#### Dataset content ####

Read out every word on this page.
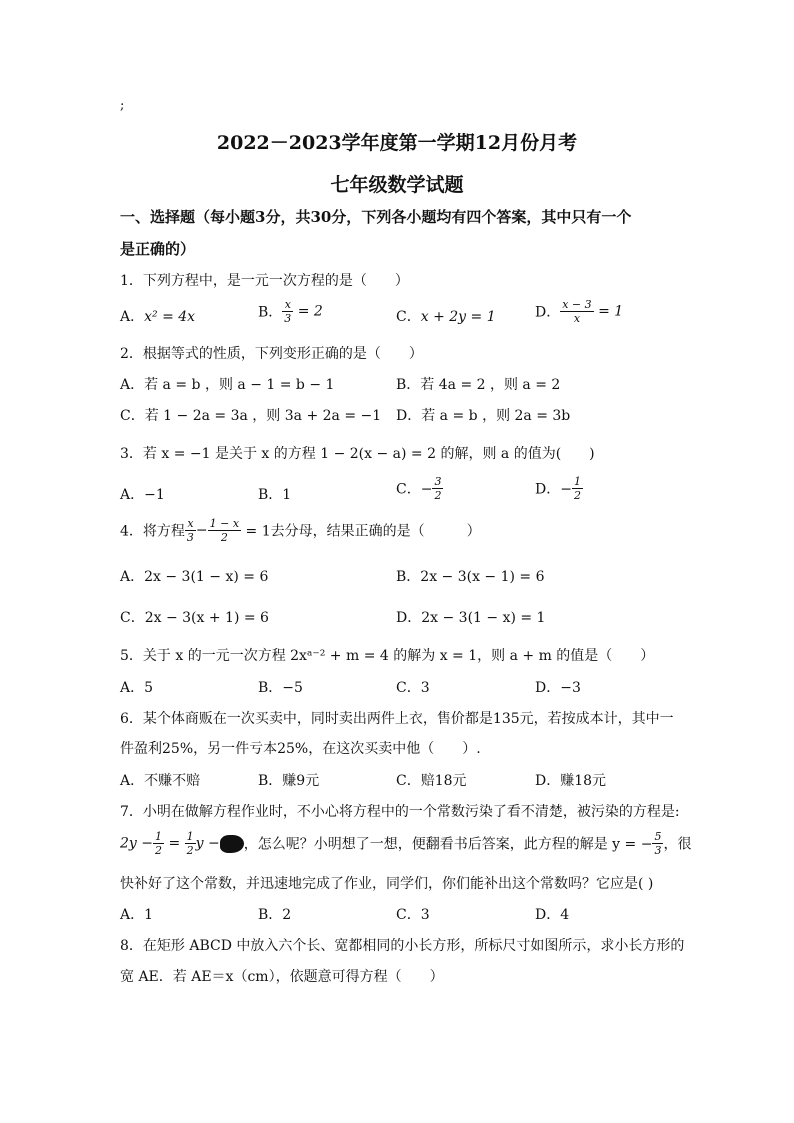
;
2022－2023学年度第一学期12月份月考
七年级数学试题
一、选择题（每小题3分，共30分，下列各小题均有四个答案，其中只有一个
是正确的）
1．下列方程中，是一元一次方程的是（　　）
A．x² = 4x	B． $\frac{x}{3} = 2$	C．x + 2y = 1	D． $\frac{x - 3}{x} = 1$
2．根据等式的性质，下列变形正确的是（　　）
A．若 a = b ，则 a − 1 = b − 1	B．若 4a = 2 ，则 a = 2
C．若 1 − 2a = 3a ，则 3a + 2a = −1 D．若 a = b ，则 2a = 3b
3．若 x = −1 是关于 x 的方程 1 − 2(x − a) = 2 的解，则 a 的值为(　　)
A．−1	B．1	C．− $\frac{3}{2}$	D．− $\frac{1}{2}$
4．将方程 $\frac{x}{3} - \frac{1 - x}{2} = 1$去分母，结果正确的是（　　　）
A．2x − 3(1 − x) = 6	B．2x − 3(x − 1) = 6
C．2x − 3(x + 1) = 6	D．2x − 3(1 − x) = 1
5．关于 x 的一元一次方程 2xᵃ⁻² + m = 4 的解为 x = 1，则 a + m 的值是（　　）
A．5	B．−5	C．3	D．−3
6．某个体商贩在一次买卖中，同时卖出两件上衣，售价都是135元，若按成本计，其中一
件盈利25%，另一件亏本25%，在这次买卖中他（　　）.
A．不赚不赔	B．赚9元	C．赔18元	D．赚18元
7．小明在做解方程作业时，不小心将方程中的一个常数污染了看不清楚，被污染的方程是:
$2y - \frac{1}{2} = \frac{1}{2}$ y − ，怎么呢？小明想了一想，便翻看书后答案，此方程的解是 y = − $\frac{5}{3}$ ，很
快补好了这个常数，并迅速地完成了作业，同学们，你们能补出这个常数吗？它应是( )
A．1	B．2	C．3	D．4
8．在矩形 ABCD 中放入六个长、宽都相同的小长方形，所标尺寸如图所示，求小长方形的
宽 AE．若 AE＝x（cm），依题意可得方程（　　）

####
#### Dataset content ####

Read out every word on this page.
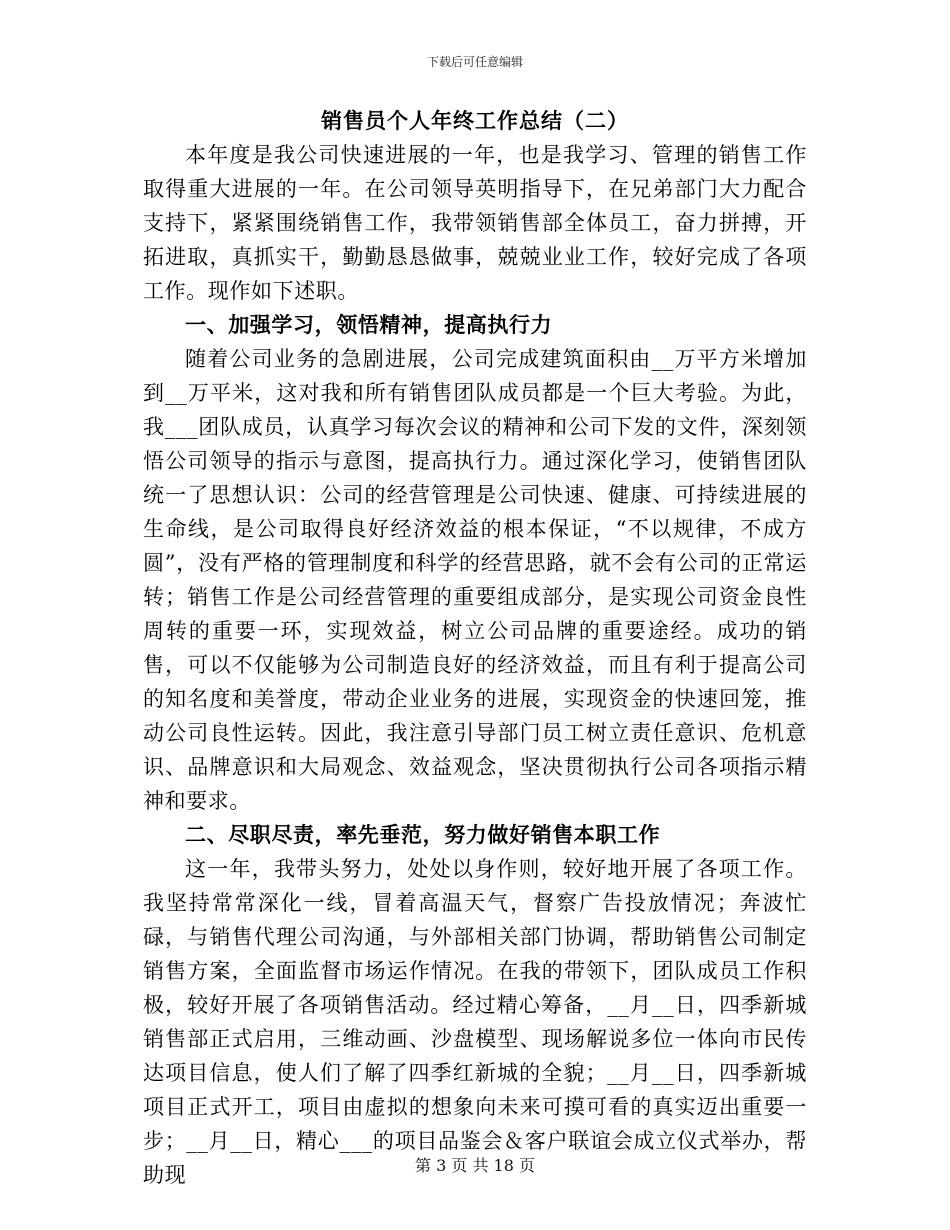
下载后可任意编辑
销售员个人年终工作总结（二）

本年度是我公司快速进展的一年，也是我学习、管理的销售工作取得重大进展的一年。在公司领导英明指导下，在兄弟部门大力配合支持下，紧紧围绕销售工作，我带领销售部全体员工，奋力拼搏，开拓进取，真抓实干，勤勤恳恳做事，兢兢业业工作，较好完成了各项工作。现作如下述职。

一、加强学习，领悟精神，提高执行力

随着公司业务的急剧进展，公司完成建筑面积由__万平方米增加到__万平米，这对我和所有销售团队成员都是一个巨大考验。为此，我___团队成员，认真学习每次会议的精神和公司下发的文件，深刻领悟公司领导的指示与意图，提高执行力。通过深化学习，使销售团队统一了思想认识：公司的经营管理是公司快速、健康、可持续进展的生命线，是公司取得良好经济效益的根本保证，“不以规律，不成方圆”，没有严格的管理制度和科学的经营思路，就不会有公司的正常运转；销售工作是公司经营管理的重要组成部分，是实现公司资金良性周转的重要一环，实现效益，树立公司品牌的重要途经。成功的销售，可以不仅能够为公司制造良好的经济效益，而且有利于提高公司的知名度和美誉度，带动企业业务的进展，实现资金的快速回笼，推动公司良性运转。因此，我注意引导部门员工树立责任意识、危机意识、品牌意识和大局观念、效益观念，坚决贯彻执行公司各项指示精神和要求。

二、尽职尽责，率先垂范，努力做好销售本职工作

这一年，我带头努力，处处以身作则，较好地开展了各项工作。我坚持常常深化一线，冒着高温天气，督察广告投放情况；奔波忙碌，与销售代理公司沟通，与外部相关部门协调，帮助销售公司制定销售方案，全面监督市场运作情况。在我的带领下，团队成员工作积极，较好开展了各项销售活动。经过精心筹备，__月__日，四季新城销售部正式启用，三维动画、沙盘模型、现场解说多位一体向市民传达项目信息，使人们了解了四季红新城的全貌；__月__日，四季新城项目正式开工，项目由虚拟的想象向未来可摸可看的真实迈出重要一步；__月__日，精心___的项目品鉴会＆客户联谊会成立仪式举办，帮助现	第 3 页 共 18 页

####
#### Dataset content ####

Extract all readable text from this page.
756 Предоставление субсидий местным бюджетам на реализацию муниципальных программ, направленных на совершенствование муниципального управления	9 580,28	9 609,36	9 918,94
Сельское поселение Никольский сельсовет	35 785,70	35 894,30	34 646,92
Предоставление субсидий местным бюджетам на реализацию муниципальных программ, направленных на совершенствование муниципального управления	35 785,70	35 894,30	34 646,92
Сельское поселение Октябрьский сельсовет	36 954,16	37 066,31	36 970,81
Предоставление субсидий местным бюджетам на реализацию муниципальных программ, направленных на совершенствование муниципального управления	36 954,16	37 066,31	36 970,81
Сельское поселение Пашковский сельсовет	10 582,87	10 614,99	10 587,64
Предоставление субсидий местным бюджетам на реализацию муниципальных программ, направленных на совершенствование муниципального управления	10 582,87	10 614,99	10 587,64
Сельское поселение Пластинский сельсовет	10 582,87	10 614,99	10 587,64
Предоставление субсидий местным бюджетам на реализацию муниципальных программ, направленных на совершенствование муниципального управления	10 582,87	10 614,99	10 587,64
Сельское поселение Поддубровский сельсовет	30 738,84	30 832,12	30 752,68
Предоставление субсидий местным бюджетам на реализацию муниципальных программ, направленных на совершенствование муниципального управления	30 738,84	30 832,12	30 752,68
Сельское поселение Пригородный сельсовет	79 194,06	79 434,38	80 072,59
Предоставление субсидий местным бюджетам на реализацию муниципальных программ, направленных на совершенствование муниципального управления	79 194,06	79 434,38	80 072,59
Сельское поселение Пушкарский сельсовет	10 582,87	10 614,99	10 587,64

####

• Task requirements
Of the lines in the material, how many contain the word "сельсовет"? Reply with the number and nothing else.

• The completed task
7